Required work
Select the lines that contain "title" and copy each of them.

Material provided
[START]
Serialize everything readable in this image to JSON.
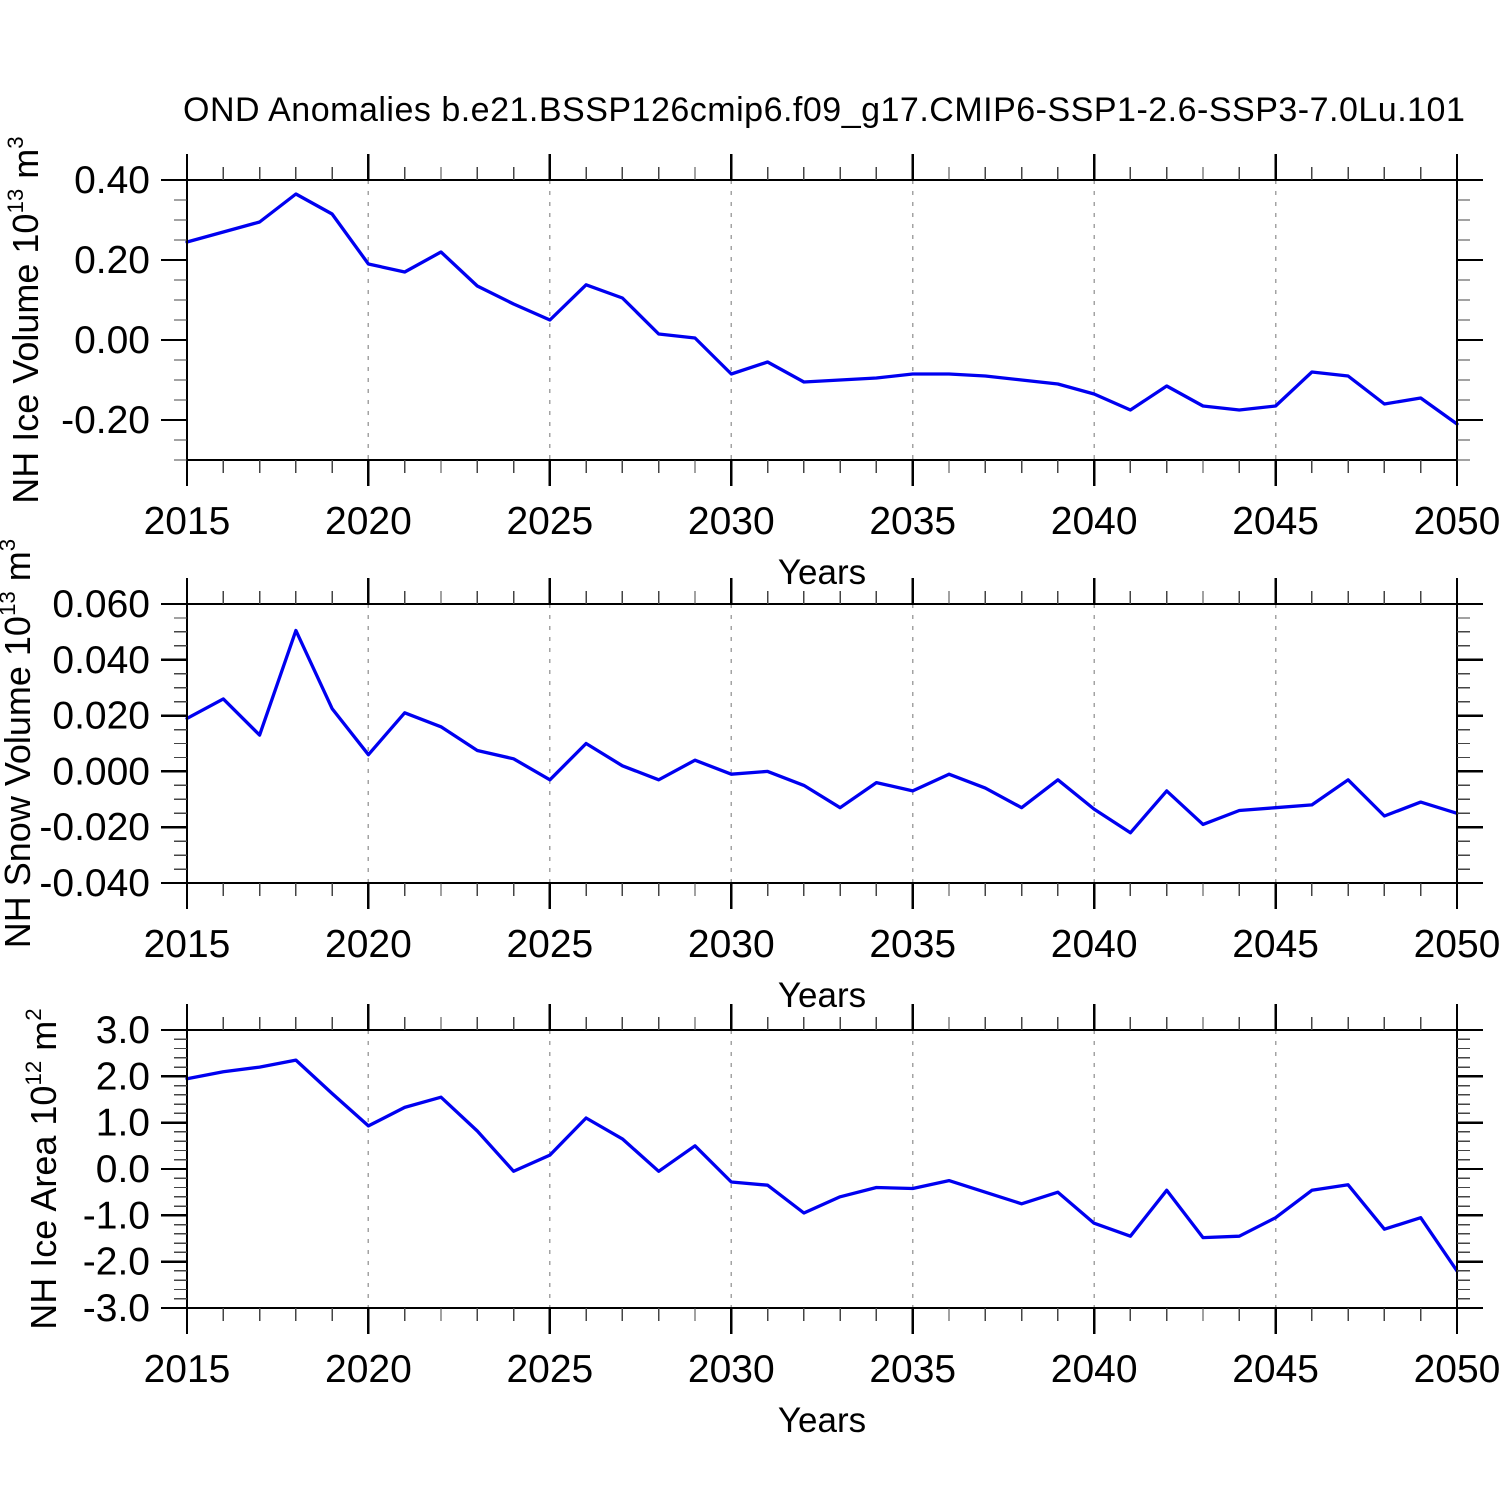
{
  "title": "OND Anomalies b.e21.BSSP126cmip6.f09_g17.CMIP6-SSP1-2.6-SSP3-7.0Lu.101",
  "xlabel": "Years",
  "colors": {
    "line": "#0000f0",
    "grid": "#a3a3a3",
    "axis": "#000000",
    "minor_tick": "#444444"
  },
  "x_range": [
    2015,
    2050
  ],
  "x_tick_years": [
    2015,
    2020,
    2025,
    2030,
    2035,
    2040,
    2045,
    2050
  ],
  "x_tick_labels": [
    "2015",
    "2020",
    "2025",
    "2030",
    "2035",
    "2040",
    "2045",
    "2050"
  ],
  "grid_years": [
    2020,
    2025,
    2030,
    2035,
    2040,
    2045
  ],
  "chart_data": [
    {
      "type": "line",
      "name": "nh-ice-volume",
      "ylabel": "NH Ice Volume 10^13 m^3",
      "xlabel": "Years",
      "ylim": [
        -0.3,
        0.4
      ],
      "ytick_values": [
        0.4,
        0.2,
        0.0,
        -0.2
      ],
      "ytick_labels": [
        "0.40",
        "0.20",
        "0.00",
        "-0.20"
      ],
      "yminor_step": 0.05,
      "x": [
        2015,
        2016,
        2017,
        2018,
        2019,
        2020,
        2021,
        2022,
        2023,
        2024,
        2025,
        2026,
        2027,
        2028,
        2029,
        2030,
        2031,
        2032,
        2033,
        2034,
        2035,
        2036,
        2037,
        2038,
        2039,
        2040,
        2041,
        2042,
        2043,
        2044,
        2045,
        2046,
        2047,
        2048,
        2049,
        2050
      ],
      "values": [
        0.245,
        0.27,
        0.295,
        0.365,
        0.315,
        0.19,
        0.17,
        0.22,
        0.135,
        0.09,
        0.05,
        0.138,
        0.105,
        0.015,
        0.005,
        -0.085,
        -0.055,
        -0.105,
        -0.1,
        -0.095,
        -0.085,
        -0.085,
        -0.09,
        -0.1,
        -0.11,
        -0.135,
        -0.175,
        -0.115,
        -0.165,
        -0.175,
        -0.165,
        -0.08,
        -0.09,
        -0.16,
        -0.145,
        -0.21
      ]
    },
    {
      "type": "line",
      "name": "nh-snow-volume",
      "ylabel": "NH Snow Volume 10^13 m^3",
      "xlabel": "Years",
      "ylim": [
        -0.04,
        0.06
      ],
      "ytick_values": [
        0.06,
        0.04,
        0.02,
        0.0,
        -0.02,
        -0.04
      ],
      "ytick_labels": [
        "0.060",
        "0.040",
        "0.020",
        "0.000",
        "-0.020",
        "-0.040"
      ],
      "yminor_step": 0.005,
      "x": [
        2015,
        2016,
        2017,
        2018,
        2019,
        2020,
        2021,
        2022,
        2023,
        2024,
        2025,
        2026,
        2027,
        2028,
        2029,
        2030,
        2031,
        2032,
        2033,
        2034,
        2035,
        2036,
        2037,
        2038,
        2039,
        2040,
        2041,
        2042,
        2043,
        2044,
        2045,
        2046,
        2047,
        2048,
        2049,
        2050
      ],
      "values": [
        0.019,
        0.026,
        0.013,
        0.0505,
        0.0225,
        0.006,
        0.021,
        0.016,
        0.0075,
        0.0045,
        -0.003,
        0.01,
        0.002,
        -0.003,
        0.004,
        -0.001,
        0.0,
        -0.005,
        -0.013,
        -0.004,
        -0.007,
        -0.001,
        -0.006,
        -0.013,
        -0.003,
        -0.0135,
        -0.022,
        -0.007,
        -0.019,
        -0.014,
        -0.013,
        -0.012,
        -0.003,
        -0.016,
        -0.011,
        -0.015
      ]
    },
    {
      "type": "line",
      "name": "nh-ice-area",
      "ylabel": "NH Ice Area 10^12 m^2",
      "xlabel": "Years",
      "ylim": [
        -3.0,
        3.0
      ],
      "ytick_values": [
        3.0,
        2.0,
        1.0,
        0.0,
        -1.0,
        -2.0,
        -3.0
      ],
      "ytick_labels": [
        "3.0",
        "2.0",
        "1.0",
        "0.0",
        "-1.0",
        "-2.0",
        "-3.0"
      ],
      "yminor_step": 0.2,
      "x": [
        2015,
        2016,
        2017,
        2018,
        2019,
        2020,
        2021,
        2022,
        2023,
        2024,
        2025,
        2026,
        2027,
        2028,
        2029,
        2030,
        2031,
        2032,
        2033,
        2034,
        2035,
        2036,
        2037,
        2038,
        2039,
        2040,
        2041,
        2042,
        2043,
        2044,
        2045,
        2046,
        2047,
        2048,
        2049,
        2050
      ],
      "values": [
        1.95,
        2.1,
        2.2,
        2.35,
        1.63,
        0.93,
        1.33,
        1.55,
        0.82,
        -0.05,
        0.3,
        1.1,
        0.65,
        -0.05,
        0.5,
        -0.28,
        -0.35,
        -0.95,
        -0.6,
        -0.4,
        -0.42,
        -0.25,
        -0.5,
        -0.75,
        -0.5,
        -1.17,
        -1.45,
        -0.46,
        -1.48,
        -1.45,
        -1.05,
        -0.46,
        -0.34,
        -1.3,
        -1.05,
        -2.2
      ]
    }
  ]
}
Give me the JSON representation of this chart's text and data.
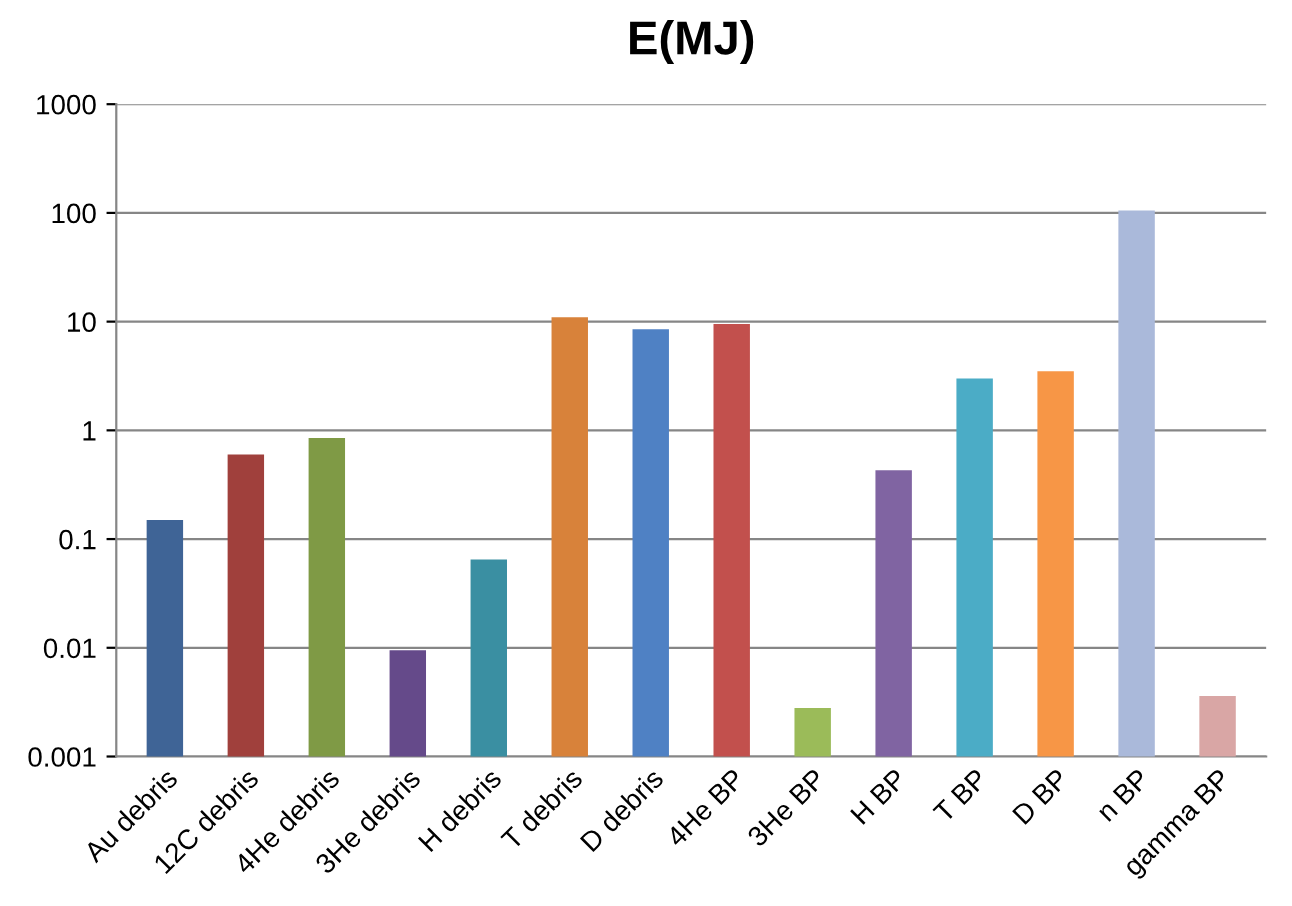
{
  "chart_data": {
    "type": "bar",
    "title": "E(MJ)",
    "categories": [
      "Au debris",
      "12C debris",
      "4He debris",
      "3He debris",
      "H debris",
      "T debris",
      "D debris",
      "4He BP",
      "3He BP",
      "H BP",
      "T BP",
      "D BP",
      "n BP",
      "gamma BP"
    ],
    "values": [
      0.15,
      0.6,
      0.85,
      0.0095,
      0.065,
      11,
      8.5,
      9.5,
      0.0028,
      0.43,
      3,
      3.5,
      105,
      0.0036
    ],
    "colors": [
      "#3f6496",
      "#a0403c",
      "#7f9a45",
      "#654a8a",
      "#3a8fa2",
      "#d8823a",
      "#4f81c4",
      "#c2504d",
      "#9bbb59",
      "#8064a2",
      "#4bacc6",
      "#f79646",
      "#aab9da",
      "#d9a6a5"
    ],
    "log": "y",
    "ylim": [
      0.001,
      1000
    ],
    "yticks": [
      0.001,
      0.01,
      0.1,
      1,
      10,
      100,
      1000
    ],
    "grid": "y"
  }
}
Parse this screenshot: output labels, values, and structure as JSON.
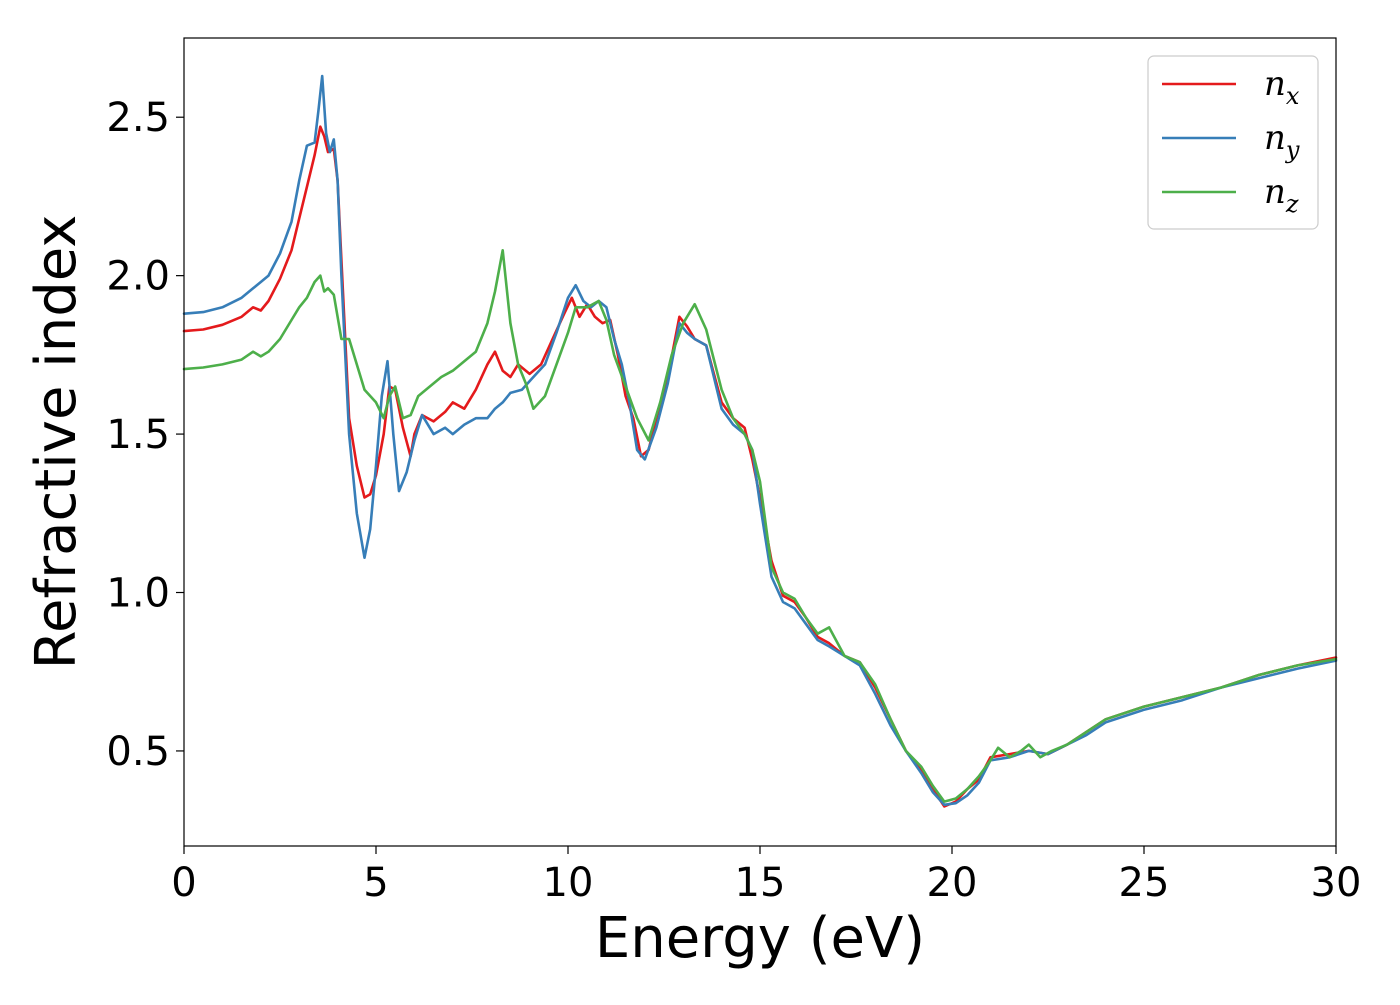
{
  "chart_data": {
    "type": "line",
    "title": "",
    "xlabel": "Energy (eV)",
    "ylabel": "Refractive index",
    "xlim": [
      0,
      30
    ],
    "ylim": [
      0.2,
      2.75
    ],
    "xticks": [
      0,
      5,
      10,
      15,
      20,
      25,
      30
    ],
    "xtick_labels": [
      "0",
      "5",
      "10",
      "15",
      "20",
      "25",
      "30"
    ],
    "yticks": [
      0.5,
      1.0,
      1.5,
      2.0,
      2.5
    ],
    "ytick_labels": [
      "0.5",
      "1.0",
      "1.5",
      "2.0",
      "2.5"
    ],
    "grid": false,
    "legend_position": "top-right",
    "series": [
      {
        "name": "n",
        "subscript": "x",
        "color": "#e41a1c",
        "x": [
          0,
          0.5,
          1,
          1.5,
          1.8,
          2.0,
          2.2,
          2.5,
          2.8,
          3.0,
          3.2,
          3.4,
          3.55,
          3.65,
          3.75,
          3.9,
          4.0,
          4.1,
          4.3,
          4.5,
          4.7,
          4.85,
          5.0,
          5.2,
          5.35,
          5.5,
          5.7,
          5.9,
          6.0,
          6.2,
          6.5,
          6.8,
          7.0,
          7.3,
          7.6,
          7.9,
          8.1,
          8.3,
          8.5,
          8.7,
          9.0,
          9.3,
          9.6,
          9.9,
          10.1,
          10.3,
          10.5,
          10.7,
          10.9,
          11.1,
          11.3,
          11.5,
          11.7,
          11.9,
          12.1,
          12.3,
          12.6,
          12.9,
          13.1,
          13.3,
          13.6,
          14.0,
          14.3,
          14.6,
          14.8,
          15.0,
          15.3,
          15.6,
          15.9,
          16.2,
          16.5,
          16.8,
          17.2,
          17.6,
          18.0,
          18.4,
          18.8,
          19.2,
          19.5,
          19.8,
          20.1,
          20.4,
          20.7,
          21.0,
          21.5,
          22.0,
          22.5,
          23.0,
          23.5,
          24.0,
          25.0,
          26.0,
          27.0,
          28.0,
          29.0,
          30.0
        ],
        "y": [
          1.825,
          1.83,
          1.845,
          1.87,
          1.9,
          1.89,
          1.92,
          1.99,
          2.08,
          2.18,
          2.28,
          2.38,
          2.47,
          2.44,
          2.39,
          2.4,
          2.3,
          2.05,
          1.55,
          1.4,
          1.3,
          1.31,
          1.37,
          1.5,
          1.65,
          1.64,
          1.52,
          1.43,
          1.5,
          1.56,
          1.54,
          1.57,
          1.6,
          1.58,
          1.64,
          1.72,
          1.76,
          1.7,
          1.68,
          1.72,
          1.69,
          1.72,
          1.8,
          1.88,
          1.93,
          1.87,
          1.91,
          1.87,
          1.85,
          1.86,
          1.75,
          1.62,
          1.55,
          1.43,
          1.45,
          1.55,
          1.68,
          1.87,
          1.84,
          1.8,
          1.78,
          1.6,
          1.55,
          1.52,
          1.42,
          1.3,
          1.1,
          0.99,
          0.97,
          0.92,
          0.86,
          0.84,
          0.8,
          0.78,
          0.7,
          0.6,
          0.5,
          0.44,
          0.38,
          0.325,
          0.34,
          0.38,
          0.41,
          0.48,
          0.49,
          0.5,
          0.49,
          0.52,
          0.56,
          0.6,
          0.64,
          0.67,
          0.7,
          0.74,
          0.77,
          0.795
        ]
      },
      {
        "name": "n",
        "subscript": "y",
        "color": "#377eb8",
        "x": [
          0,
          0.5,
          1,
          1.5,
          1.8,
          2.0,
          2.2,
          2.5,
          2.8,
          3.0,
          3.2,
          3.4,
          3.5,
          3.6,
          3.7,
          3.8,
          3.9,
          4.0,
          4.1,
          4.3,
          4.5,
          4.7,
          4.85,
          5.0,
          5.15,
          5.3,
          5.45,
          5.6,
          5.8,
          6.0,
          6.2,
          6.5,
          6.8,
          7.0,
          7.3,
          7.6,
          7.9,
          8.1,
          8.3,
          8.5,
          8.8,
          9.1,
          9.4,
          9.7,
          10.0,
          10.2,
          10.4,
          10.6,
          10.8,
          11.0,
          11.2,
          11.4,
          11.6,
          11.8,
          12.0,
          12.3,
          12.6,
          12.9,
          13.1,
          13.3,
          13.6,
          14.0,
          14.3,
          14.6,
          14.8,
          15.0,
          15.3,
          15.6,
          15.9,
          16.2,
          16.5,
          16.8,
          17.2,
          17.6,
          18.0,
          18.4,
          18.8,
          19.2,
          19.5,
          19.8,
          20.1,
          20.4,
          20.7,
          21.0,
          21.5,
          22.0,
          22.5,
          23.0,
          23.5,
          24.0,
          25.0,
          26.0,
          27.0,
          28.0,
          29.0,
          30.0
        ],
        "y": [
          1.88,
          1.885,
          1.9,
          1.93,
          1.96,
          1.98,
          2.0,
          2.07,
          2.17,
          2.3,
          2.41,
          2.42,
          2.52,
          2.63,
          2.45,
          2.39,
          2.43,
          2.3,
          2.0,
          1.5,
          1.25,
          1.11,
          1.2,
          1.4,
          1.62,
          1.73,
          1.5,
          1.32,
          1.38,
          1.48,
          1.56,
          1.5,
          1.52,
          1.5,
          1.53,
          1.55,
          1.55,
          1.58,
          1.6,
          1.63,
          1.64,
          1.68,
          1.72,
          1.82,
          1.93,
          1.97,
          1.92,
          1.9,
          1.92,
          1.9,
          1.8,
          1.72,
          1.6,
          1.45,
          1.42,
          1.52,
          1.66,
          1.85,
          1.82,
          1.8,
          1.78,
          1.58,
          1.53,
          1.5,
          1.45,
          1.28,
          1.05,
          0.97,
          0.95,
          0.9,
          0.85,
          0.83,
          0.8,
          0.77,
          0.68,
          0.58,
          0.5,
          0.43,
          0.37,
          0.33,
          0.335,
          0.36,
          0.4,
          0.47,
          0.48,
          0.5,
          0.49,
          0.52,
          0.55,
          0.59,
          0.63,
          0.66,
          0.7,
          0.73,
          0.76,
          0.785
        ]
      },
      {
        "name": "n",
        "subscript": "z",
        "color": "#4daf4a",
        "x": [
          0,
          0.5,
          1,
          1.5,
          1.8,
          2.0,
          2.2,
          2.5,
          2.8,
          3.0,
          3.2,
          3.4,
          3.55,
          3.65,
          3.75,
          3.9,
          4.0,
          4.1,
          4.3,
          4.5,
          4.7,
          5.0,
          5.2,
          5.35,
          5.5,
          5.7,
          5.9,
          6.1,
          6.4,
          6.7,
          7.0,
          7.3,
          7.6,
          7.9,
          8.1,
          8.3,
          8.5,
          8.7,
          8.9,
          9.1,
          9.4,
          9.7,
          10.0,
          10.2,
          10.5,
          10.8,
          11.0,
          11.2,
          11.5,
          11.8,
          12.1,
          12.4,
          12.7,
          13.0,
          13.3,
          13.6,
          14.0,
          14.3,
          14.6,
          14.8,
          15.0,
          15.3,
          15.6,
          15.9,
          16.2,
          16.5,
          16.8,
          17.2,
          17.6,
          18.0,
          18.4,
          18.8,
          19.2,
          19.5,
          19.8,
          20.1,
          20.4,
          20.7,
          21.0,
          21.2,
          21.5,
          21.8,
          22.0,
          22.3,
          22.6,
          23.0,
          23.5,
          24.0,
          25.0,
          26.0,
          27.0,
          28.0,
          29.0,
          30.0
        ],
        "y": [
          1.705,
          1.71,
          1.72,
          1.735,
          1.76,
          1.745,
          1.76,
          1.8,
          1.86,
          1.9,
          1.93,
          1.98,
          2.0,
          1.95,
          1.96,
          1.94,
          1.87,
          1.8,
          1.8,
          1.72,
          1.64,
          1.6,
          1.55,
          1.62,
          1.65,
          1.55,
          1.56,
          1.62,
          1.65,
          1.68,
          1.7,
          1.73,
          1.76,
          1.85,
          1.95,
          2.08,
          1.85,
          1.72,
          1.66,
          1.58,
          1.62,
          1.72,
          1.82,
          1.9,
          1.9,
          1.92,
          1.86,
          1.75,
          1.65,
          1.55,
          1.48,
          1.6,
          1.75,
          1.85,
          1.91,
          1.83,
          1.64,
          1.55,
          1.5,
          1.45,
          1.35,
          1.08,
          1.0,
          0.98,
          0.92,
          0.87,
          0.89,
          0.8,
          0.78,
          0.71,
          0.6,
          0.5,
          0.45,
          0.39,
          0.34,
          0.35,
          0.38,
          0.42,
          0.47,
          0.51,
          0.48,
          0.5,
          0.52,
          0.48,
          0.5,
          0.52,
          0.56,
          0.6,
          0.64,
          0.67,
          0.7,
          0.74,
          0.77,
          0.79
        ]
      }
    ]
  }
}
[END]
Output of the task
  "title": "OND Anomalies b.e21.BSSP126cmip6.f09_g17.CMIP6-SSP1-2.6-SSP3-7.0Lu.101",
    "title": "E(MJ)",
    "title": "",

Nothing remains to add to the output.